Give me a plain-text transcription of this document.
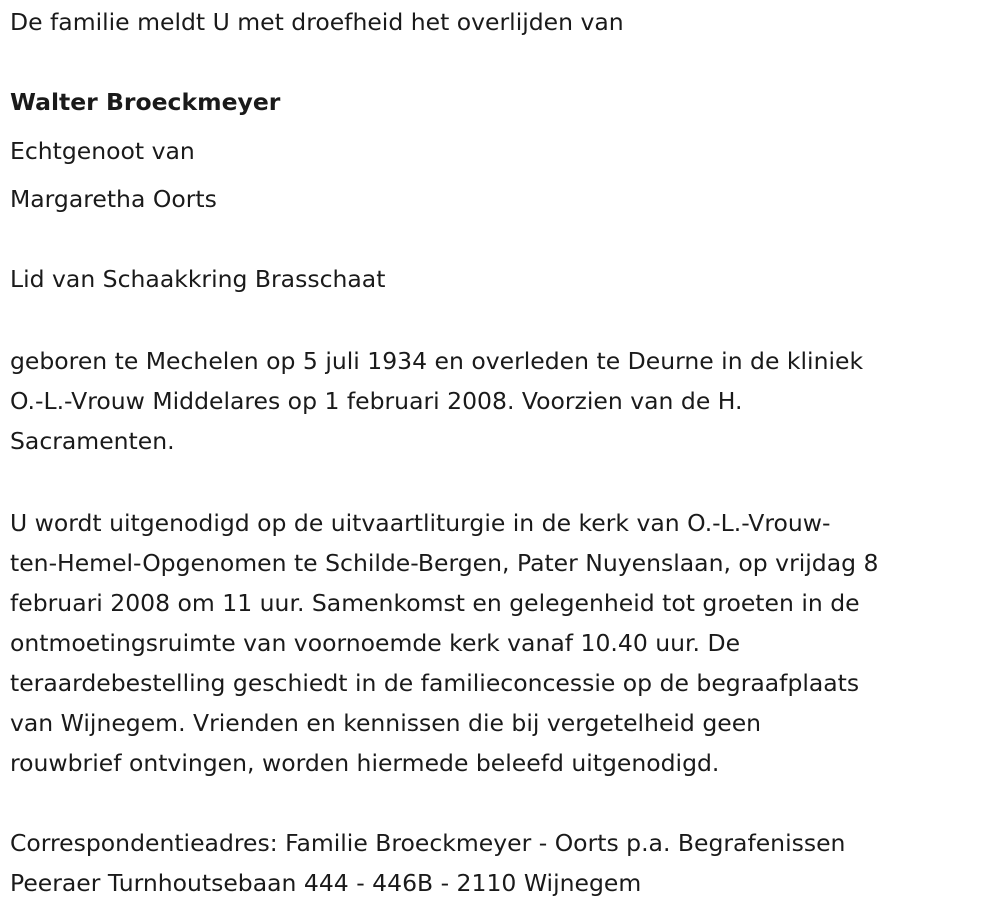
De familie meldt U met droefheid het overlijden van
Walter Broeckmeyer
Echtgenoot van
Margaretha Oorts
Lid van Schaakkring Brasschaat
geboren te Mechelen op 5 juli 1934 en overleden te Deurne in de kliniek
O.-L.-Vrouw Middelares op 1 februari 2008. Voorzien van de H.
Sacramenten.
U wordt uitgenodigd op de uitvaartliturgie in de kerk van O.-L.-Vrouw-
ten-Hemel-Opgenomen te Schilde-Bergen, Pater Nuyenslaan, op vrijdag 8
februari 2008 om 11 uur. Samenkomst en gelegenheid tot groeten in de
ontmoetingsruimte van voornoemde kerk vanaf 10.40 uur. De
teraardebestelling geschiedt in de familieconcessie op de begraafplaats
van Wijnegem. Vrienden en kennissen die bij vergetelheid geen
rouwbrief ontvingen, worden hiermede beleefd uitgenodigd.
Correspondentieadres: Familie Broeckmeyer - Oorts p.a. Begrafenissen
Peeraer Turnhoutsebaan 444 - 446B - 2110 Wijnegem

◆ BRIEF
Print all of the material exactly. Omit pictures.

◆ RESPONSE AREA
Give me a plain-text transcription of this document.
De familie meldt U met droefheid het overlijden van
Walter Broeckmeyer
Echtgenoot van
Margaretha Oorts
Lid van Schaakkring Brasschaat
geboren te Mechelen op 5 juli 1934 en overleden te Deurne in de kliniek
O.-L.-Vrouw Middelares op 1 februari 2008. Voorzien van de H.
Sacramenten.
U wordt uitgenodigd op de uitvaartliturgie in de kerk van O.-L.-Vrouw-
ten-Hemel-Opgenomen te Schilde-Bergen, Pater Nuyenslaan, op vrijdag 8
februari 2008 om 11 uur. Samenkomst en gelegenheid tot groeten in de
ontmoetingsruimte van voornoemde kerk vanaf 10.40 uur. De
teraardebestelling geschiedt in de familieconcessie op de begraafplaats
van Wijnegem. Vrienden en kennissen die bij vergetelheid geen
rouwbrief ontvingen, worden hiermede beleefd uitgenodigd.
Correspondentieadres: Familie Broeckmeyer - Oorts p.a. Begrafenissen
Peeraer Turnhoutsebaan 444 - 446B - 2110 Wijnegem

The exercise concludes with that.